Identify the lines containing the word "square". Copy each one.

-- BEGIN --

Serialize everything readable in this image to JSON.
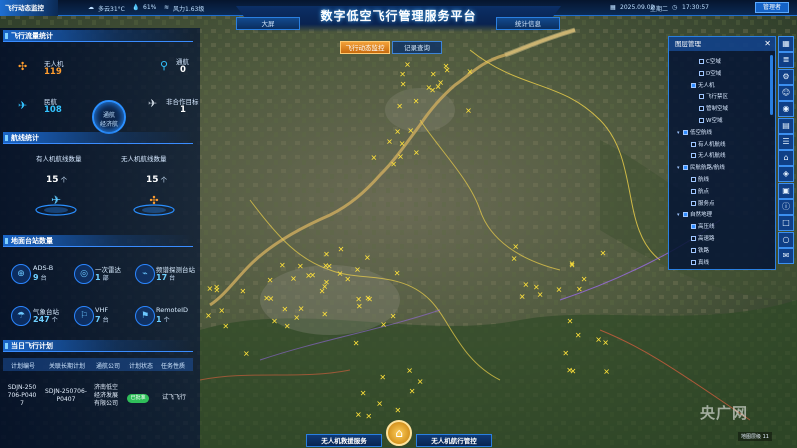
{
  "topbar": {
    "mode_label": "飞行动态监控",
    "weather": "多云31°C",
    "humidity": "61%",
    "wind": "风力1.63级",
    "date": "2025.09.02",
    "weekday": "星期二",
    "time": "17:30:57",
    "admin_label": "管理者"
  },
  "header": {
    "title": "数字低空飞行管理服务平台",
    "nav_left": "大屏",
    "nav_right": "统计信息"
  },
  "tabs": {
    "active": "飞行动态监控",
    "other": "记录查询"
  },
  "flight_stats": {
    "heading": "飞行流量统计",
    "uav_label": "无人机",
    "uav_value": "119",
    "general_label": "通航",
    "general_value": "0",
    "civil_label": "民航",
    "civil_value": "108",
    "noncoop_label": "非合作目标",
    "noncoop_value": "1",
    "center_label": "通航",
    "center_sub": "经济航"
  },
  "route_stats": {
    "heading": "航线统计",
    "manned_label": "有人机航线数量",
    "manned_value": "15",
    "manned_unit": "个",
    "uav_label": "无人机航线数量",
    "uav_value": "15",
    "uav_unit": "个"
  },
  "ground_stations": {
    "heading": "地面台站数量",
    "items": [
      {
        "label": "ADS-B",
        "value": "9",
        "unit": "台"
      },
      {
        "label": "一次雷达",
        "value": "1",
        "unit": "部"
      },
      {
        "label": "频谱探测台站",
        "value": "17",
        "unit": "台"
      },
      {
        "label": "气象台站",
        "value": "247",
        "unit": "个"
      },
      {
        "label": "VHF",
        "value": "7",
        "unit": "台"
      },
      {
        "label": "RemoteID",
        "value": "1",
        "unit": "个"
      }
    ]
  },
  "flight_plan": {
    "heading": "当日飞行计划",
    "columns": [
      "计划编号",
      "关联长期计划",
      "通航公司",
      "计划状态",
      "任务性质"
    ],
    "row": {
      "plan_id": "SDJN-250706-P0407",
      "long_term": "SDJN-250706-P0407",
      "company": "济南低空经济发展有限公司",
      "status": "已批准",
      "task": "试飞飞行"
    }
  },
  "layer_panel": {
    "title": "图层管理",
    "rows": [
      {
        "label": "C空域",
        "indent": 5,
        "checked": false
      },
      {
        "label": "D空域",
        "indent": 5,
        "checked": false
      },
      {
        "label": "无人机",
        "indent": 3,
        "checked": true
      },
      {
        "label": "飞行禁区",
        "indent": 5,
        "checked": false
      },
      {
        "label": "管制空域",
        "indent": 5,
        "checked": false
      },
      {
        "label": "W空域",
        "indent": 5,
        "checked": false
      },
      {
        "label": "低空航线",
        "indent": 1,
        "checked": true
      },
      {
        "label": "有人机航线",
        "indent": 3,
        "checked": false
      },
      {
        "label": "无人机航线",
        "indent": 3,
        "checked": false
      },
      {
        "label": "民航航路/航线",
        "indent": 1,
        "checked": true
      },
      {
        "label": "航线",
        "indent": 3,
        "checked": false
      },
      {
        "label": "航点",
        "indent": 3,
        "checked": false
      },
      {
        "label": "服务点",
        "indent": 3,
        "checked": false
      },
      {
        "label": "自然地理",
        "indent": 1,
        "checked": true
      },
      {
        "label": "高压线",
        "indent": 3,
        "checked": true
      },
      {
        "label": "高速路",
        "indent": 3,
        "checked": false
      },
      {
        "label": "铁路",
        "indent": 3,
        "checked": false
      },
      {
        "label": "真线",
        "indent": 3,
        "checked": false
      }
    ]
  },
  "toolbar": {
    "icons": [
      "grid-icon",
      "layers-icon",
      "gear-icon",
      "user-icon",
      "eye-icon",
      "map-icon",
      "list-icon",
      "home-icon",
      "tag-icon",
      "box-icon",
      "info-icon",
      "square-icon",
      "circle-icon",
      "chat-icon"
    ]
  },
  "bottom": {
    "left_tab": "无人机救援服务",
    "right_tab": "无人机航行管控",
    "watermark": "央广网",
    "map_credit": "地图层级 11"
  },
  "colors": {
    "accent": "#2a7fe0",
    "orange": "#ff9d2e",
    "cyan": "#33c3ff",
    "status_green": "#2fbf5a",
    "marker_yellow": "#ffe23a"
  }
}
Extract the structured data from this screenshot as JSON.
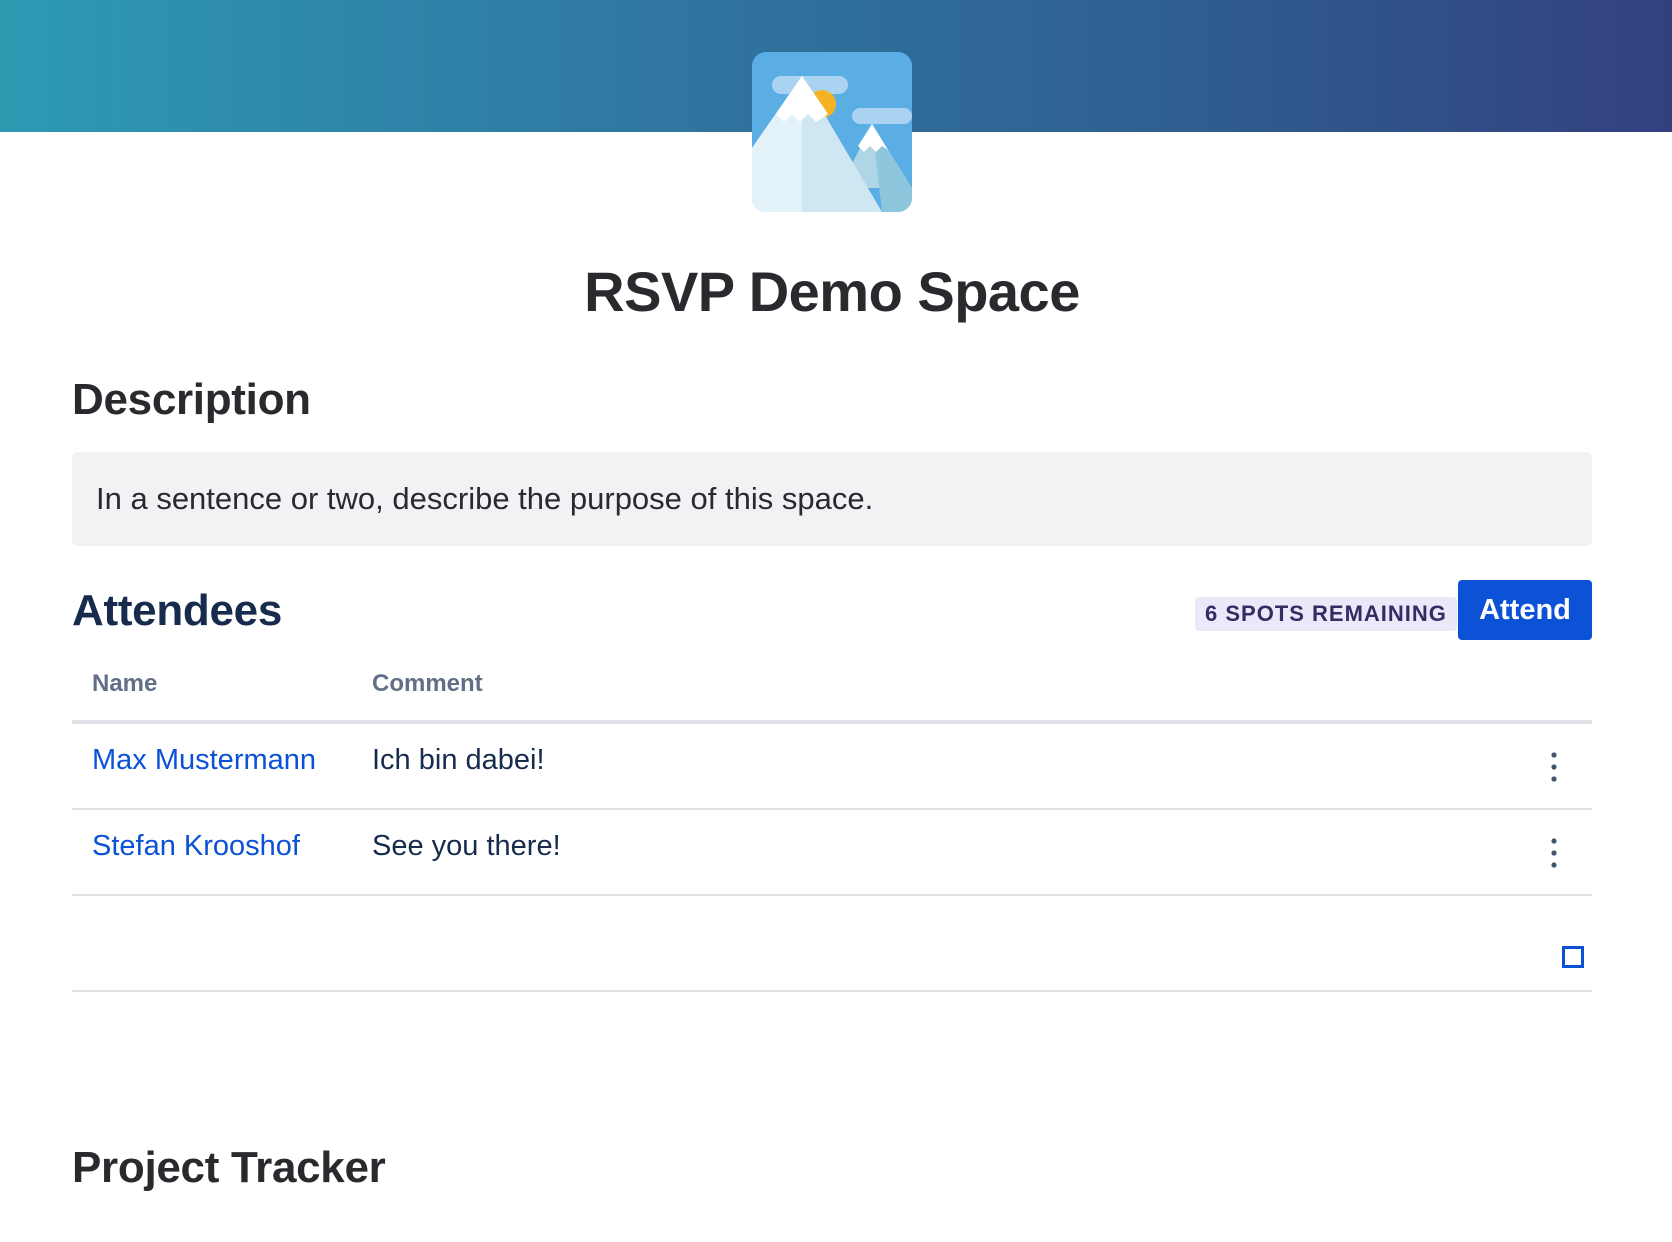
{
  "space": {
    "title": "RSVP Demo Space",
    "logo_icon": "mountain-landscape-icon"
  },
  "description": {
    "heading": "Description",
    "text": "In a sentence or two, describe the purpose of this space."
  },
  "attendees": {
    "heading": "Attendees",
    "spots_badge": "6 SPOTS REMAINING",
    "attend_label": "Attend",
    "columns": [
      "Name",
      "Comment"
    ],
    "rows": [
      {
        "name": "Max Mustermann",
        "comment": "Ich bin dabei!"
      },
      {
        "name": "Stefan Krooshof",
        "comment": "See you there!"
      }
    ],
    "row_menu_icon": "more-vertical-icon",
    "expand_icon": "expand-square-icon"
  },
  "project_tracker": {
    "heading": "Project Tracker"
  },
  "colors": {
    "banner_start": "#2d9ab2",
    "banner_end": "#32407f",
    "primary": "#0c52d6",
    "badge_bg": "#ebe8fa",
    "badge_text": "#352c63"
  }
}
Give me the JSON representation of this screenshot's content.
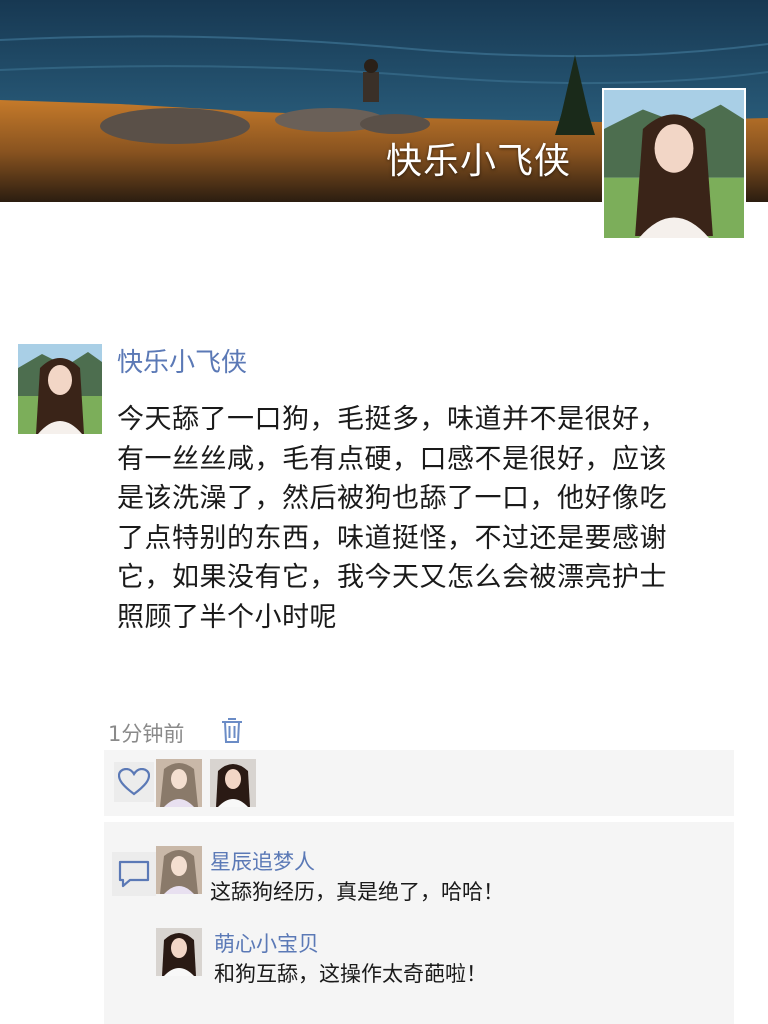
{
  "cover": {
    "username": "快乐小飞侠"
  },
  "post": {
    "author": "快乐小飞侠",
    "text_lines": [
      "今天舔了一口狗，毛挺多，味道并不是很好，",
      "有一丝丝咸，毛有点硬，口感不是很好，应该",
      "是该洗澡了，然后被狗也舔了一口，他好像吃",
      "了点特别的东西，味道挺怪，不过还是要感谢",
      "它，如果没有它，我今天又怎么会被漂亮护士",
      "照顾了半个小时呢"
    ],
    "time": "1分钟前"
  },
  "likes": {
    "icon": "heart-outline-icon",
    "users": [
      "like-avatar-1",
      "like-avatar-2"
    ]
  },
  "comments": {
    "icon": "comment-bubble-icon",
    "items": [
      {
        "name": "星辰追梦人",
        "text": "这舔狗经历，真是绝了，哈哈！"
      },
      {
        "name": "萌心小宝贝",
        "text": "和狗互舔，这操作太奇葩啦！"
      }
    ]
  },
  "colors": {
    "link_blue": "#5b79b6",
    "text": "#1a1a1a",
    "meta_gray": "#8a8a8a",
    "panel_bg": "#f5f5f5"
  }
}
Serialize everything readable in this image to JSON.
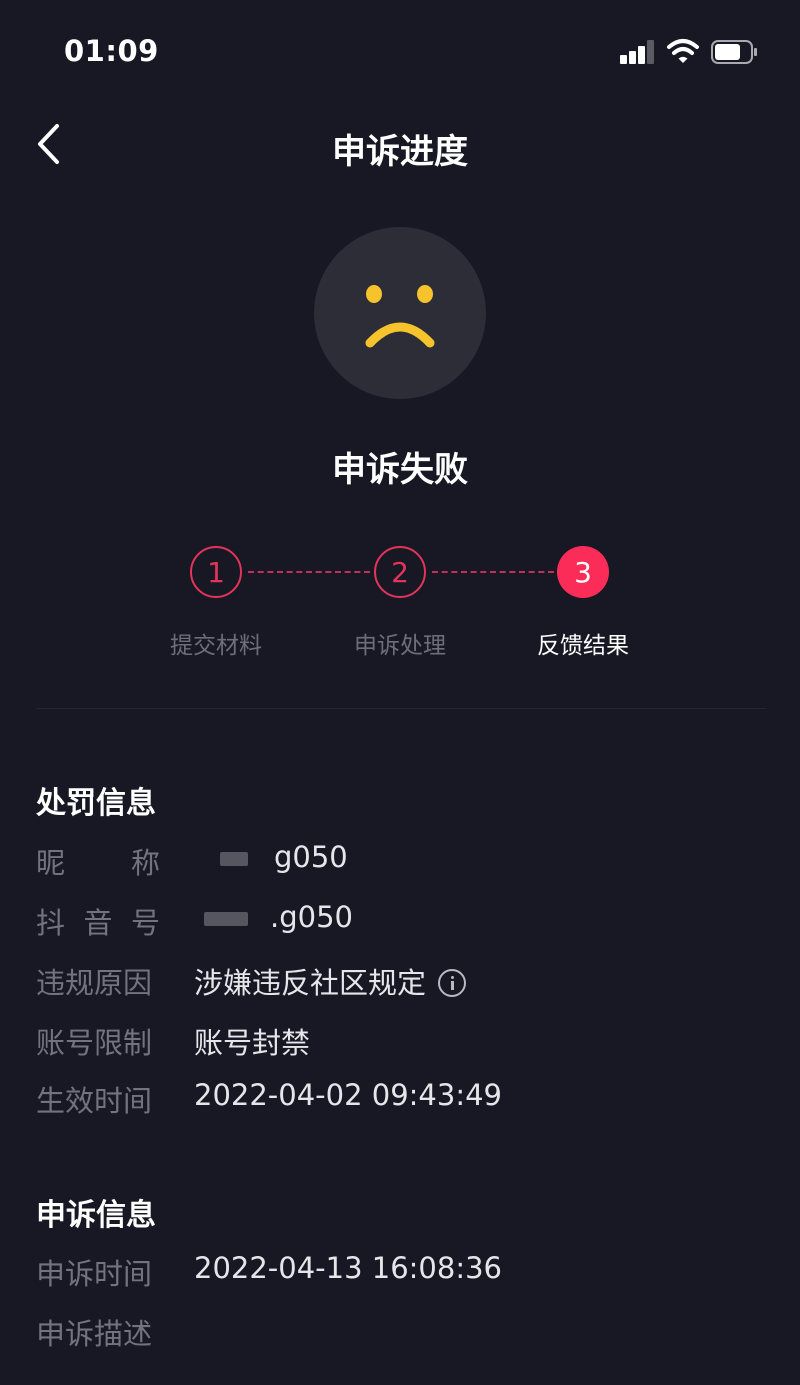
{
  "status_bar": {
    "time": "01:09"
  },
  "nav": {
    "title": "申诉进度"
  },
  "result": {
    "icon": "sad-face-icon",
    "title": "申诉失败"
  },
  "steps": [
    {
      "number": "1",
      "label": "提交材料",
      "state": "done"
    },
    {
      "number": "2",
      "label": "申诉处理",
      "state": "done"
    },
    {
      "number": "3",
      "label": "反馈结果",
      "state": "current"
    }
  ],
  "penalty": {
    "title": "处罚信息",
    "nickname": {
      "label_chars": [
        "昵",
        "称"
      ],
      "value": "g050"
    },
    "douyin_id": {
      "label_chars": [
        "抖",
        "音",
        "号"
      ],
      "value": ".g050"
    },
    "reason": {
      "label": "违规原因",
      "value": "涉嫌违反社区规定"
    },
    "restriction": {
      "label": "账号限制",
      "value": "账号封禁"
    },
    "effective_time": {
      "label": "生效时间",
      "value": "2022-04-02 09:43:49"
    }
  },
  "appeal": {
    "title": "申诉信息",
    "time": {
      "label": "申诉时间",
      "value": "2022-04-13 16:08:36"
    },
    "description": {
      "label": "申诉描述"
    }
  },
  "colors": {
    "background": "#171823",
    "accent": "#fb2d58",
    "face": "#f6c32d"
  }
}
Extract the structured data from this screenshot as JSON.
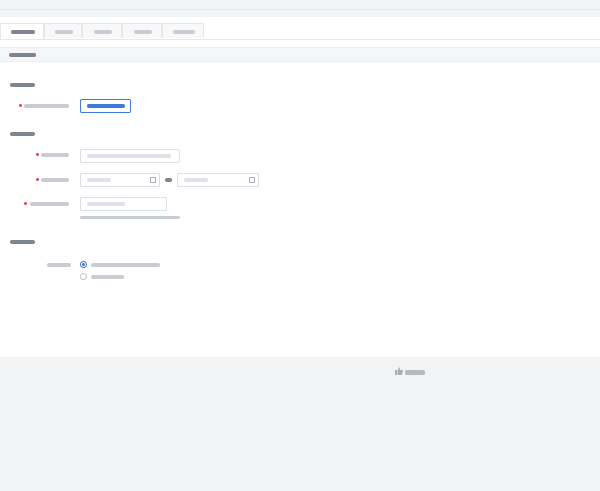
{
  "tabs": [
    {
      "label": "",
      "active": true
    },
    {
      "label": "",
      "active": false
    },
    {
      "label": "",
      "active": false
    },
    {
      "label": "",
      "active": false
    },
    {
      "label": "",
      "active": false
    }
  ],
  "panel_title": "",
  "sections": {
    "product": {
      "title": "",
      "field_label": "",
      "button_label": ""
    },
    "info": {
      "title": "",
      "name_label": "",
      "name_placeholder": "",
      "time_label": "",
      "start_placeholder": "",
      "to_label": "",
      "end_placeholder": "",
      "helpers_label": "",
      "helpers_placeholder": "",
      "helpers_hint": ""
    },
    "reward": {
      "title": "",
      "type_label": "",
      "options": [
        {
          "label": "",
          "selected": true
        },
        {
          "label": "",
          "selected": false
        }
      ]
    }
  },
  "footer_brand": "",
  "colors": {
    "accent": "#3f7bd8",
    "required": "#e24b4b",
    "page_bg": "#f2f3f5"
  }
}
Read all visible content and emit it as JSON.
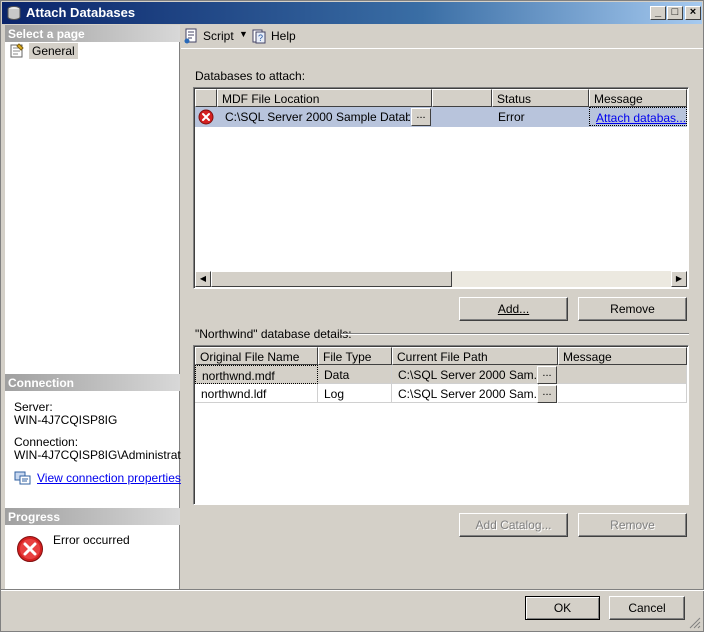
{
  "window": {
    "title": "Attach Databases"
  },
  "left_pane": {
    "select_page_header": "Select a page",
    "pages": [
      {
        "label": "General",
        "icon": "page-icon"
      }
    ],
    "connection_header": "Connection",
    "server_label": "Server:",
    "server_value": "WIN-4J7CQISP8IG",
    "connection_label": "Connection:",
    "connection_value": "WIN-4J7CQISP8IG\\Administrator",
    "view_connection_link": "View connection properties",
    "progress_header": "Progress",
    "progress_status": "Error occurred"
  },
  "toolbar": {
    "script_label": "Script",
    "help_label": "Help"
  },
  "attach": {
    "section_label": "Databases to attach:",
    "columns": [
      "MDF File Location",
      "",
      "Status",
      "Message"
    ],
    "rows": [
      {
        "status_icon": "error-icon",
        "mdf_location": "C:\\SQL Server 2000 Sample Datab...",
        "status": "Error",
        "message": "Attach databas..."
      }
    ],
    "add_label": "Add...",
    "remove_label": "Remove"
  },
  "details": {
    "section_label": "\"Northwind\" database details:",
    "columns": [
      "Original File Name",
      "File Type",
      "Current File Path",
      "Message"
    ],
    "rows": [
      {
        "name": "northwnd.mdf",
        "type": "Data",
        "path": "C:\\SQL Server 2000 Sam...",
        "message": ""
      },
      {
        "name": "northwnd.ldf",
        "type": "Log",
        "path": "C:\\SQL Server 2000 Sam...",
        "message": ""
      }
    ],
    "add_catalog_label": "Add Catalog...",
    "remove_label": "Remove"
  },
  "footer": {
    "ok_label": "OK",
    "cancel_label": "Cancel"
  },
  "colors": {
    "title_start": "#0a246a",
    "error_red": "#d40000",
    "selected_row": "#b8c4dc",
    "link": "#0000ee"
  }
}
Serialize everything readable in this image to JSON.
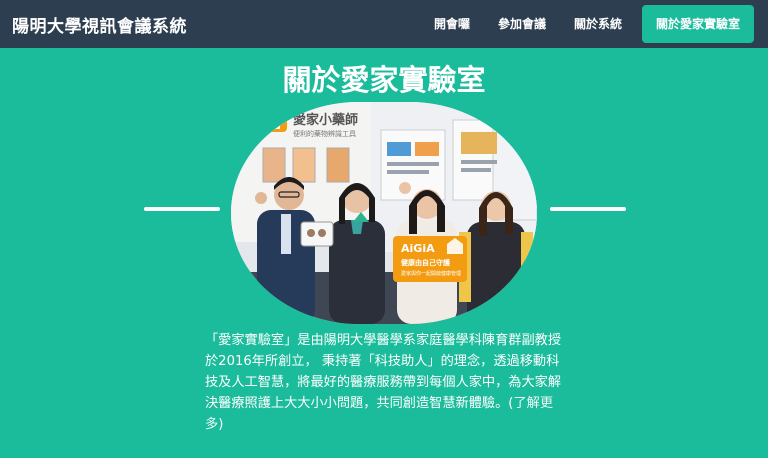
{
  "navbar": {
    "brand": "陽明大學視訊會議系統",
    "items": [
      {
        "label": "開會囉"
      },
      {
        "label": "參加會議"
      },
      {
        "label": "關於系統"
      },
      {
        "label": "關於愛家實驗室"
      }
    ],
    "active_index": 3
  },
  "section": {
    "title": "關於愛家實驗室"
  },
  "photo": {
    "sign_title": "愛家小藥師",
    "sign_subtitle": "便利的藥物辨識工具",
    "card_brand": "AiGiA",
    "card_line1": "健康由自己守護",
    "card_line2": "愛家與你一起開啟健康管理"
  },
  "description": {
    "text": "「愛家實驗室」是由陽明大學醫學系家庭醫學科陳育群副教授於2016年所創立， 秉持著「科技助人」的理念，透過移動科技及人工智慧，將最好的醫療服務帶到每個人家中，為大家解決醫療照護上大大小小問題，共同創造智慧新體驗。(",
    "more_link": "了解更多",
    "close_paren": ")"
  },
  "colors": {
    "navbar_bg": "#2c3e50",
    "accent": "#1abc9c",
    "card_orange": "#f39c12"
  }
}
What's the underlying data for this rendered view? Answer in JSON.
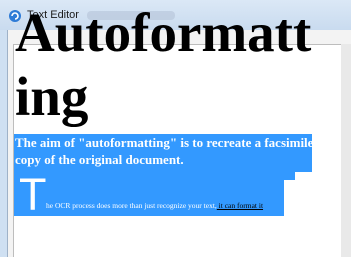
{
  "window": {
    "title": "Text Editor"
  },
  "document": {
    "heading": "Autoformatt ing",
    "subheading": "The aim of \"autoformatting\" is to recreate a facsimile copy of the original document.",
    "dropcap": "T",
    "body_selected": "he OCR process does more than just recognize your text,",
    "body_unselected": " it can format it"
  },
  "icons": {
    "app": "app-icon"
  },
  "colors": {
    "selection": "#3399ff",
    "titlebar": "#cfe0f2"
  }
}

-- END --

▶ **Solution**:
      "square-icon",
    "expand_icon": "expand-square-icon"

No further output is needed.